QUOTED PASSAGE:

[BEGIN]

The Time Has Come: The Internet Needs to be Regulated.
“It’s all shits and giggles, until someone giggles and shits.”
Pardon my french, but I once saw this slogan on a coffee mug and found it hilarious, and now I find it appropriate for this situation. There needs to be laws and regulations put in place by governments to clearly define and outline the playing field of the internet to protect their citizens. Yes, the internet has brought us tremendous joy and advancements. But as with anything in life, with the good comes the bad and we need to prepare for both.
Is it really progress vs. safety?
The beginnings of any upcoming industry bring a lot of expectations for its positive outcomes and the people behind these developments often dream of the many wonderful ramifications of their product or service. However, the wrong uses and abuses of these cannot always be managed by their advocates, so it is the government's duty to create and enforce regulations as problems arise.
The article by Deloitte Insights “The Future of Regulation” explains these issues clearly:
The preeminent issue is how to protect citizens and ensure fair markets while letting innovation and businesses flourish. (…) In the wake of these developments, regulatory leaders are faced with a key challenge: how to best protect citizens, ensure fair markets, and enforce regulations, while allowing these new technologies and businesses to flourish?

[END]

EXTRACTED ENTRIES:
[BEGIN]

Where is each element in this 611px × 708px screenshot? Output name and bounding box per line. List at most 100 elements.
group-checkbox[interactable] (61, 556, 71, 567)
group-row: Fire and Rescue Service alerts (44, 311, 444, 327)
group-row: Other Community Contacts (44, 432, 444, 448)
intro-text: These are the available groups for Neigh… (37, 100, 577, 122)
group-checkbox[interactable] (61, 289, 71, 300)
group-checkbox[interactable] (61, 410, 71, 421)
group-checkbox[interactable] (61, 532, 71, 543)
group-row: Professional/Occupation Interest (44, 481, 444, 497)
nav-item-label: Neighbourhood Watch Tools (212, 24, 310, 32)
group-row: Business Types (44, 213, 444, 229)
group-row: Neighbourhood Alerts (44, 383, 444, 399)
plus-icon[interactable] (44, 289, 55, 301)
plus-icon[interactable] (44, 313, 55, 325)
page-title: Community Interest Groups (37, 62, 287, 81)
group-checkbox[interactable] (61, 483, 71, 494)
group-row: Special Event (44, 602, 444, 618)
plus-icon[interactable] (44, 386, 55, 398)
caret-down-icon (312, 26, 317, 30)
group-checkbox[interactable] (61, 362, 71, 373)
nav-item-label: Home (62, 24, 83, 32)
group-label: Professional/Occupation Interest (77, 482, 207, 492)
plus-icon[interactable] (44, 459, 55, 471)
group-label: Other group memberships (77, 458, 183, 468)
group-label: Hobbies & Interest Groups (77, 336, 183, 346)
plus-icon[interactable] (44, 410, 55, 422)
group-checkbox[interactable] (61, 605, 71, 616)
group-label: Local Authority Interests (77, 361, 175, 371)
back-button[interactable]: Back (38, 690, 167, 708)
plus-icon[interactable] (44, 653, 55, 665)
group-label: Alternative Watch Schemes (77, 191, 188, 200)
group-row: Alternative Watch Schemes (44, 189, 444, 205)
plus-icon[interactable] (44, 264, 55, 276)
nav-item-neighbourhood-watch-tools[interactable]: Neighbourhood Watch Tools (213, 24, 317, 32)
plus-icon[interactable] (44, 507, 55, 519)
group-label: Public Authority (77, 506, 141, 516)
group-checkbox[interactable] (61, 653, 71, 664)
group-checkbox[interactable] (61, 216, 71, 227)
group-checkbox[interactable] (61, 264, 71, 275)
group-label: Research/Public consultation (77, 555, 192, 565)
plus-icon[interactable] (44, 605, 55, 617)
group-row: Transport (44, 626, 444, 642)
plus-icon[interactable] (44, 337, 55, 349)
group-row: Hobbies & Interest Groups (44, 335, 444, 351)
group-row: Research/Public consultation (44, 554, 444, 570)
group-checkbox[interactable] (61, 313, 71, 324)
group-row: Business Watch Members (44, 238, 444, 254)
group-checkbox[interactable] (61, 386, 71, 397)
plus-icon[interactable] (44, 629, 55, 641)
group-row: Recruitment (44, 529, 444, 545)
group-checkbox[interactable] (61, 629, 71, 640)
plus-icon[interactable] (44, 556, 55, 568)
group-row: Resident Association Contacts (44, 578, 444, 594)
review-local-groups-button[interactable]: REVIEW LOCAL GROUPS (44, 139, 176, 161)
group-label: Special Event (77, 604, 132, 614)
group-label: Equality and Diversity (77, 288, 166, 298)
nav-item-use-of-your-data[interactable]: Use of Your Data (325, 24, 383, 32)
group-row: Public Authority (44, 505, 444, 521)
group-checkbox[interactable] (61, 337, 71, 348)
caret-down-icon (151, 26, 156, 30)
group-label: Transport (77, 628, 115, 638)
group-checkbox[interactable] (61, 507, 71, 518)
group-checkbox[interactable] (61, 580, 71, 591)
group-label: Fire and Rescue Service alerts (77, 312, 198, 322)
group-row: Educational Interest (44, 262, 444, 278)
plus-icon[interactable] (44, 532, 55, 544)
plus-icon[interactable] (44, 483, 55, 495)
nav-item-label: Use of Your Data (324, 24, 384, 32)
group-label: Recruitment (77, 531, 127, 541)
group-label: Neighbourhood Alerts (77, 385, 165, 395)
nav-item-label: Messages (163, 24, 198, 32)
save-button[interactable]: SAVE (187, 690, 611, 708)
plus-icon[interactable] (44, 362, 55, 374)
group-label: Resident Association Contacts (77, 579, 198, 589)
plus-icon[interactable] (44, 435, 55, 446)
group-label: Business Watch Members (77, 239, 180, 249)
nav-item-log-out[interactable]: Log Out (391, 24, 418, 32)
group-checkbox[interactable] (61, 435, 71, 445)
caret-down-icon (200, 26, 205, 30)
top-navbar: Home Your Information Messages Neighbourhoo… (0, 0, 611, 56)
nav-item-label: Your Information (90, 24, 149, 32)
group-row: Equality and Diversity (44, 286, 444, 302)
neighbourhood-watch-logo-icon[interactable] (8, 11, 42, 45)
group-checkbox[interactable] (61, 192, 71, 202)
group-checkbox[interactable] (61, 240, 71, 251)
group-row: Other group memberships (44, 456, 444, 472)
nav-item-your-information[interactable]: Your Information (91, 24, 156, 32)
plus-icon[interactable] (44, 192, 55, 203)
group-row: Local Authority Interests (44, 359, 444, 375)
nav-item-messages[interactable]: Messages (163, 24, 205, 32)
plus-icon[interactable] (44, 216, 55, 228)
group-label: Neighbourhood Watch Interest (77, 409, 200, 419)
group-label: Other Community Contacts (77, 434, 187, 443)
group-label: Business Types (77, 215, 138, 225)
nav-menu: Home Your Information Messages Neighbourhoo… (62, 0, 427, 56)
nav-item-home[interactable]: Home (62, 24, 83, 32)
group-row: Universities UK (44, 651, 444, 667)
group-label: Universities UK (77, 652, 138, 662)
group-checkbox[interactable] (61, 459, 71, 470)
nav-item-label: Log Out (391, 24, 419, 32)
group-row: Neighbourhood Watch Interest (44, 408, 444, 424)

[END]

GOALS:
1. In the internet regulation piece, update the part that starts with "Pardon my french, but" and ends with "prepare for both.": write it out again with "coffee mug" changed to "coffee cup".
2. Show each line of the entries that has the word "Universities" in it.

TASK-BY-TASK SOLUTIONS:
1.
Pardon my french, but I once saw this slogan on a coffee cup and found it hilarious, and now I find it appropriate for this situation. There needs to be laws and regulations put in place by governments to clearly define and outline the playing field of the internet to protect their citizens. Yes, the internet has brought us tremendous joy and advancements. But as with anything in life, with the good comes the bad and we need to prepare for both.

2.
group-row: Universities UK (44, 651, 444, 667)
group-label: Universities UK (77, 652, 138, 662)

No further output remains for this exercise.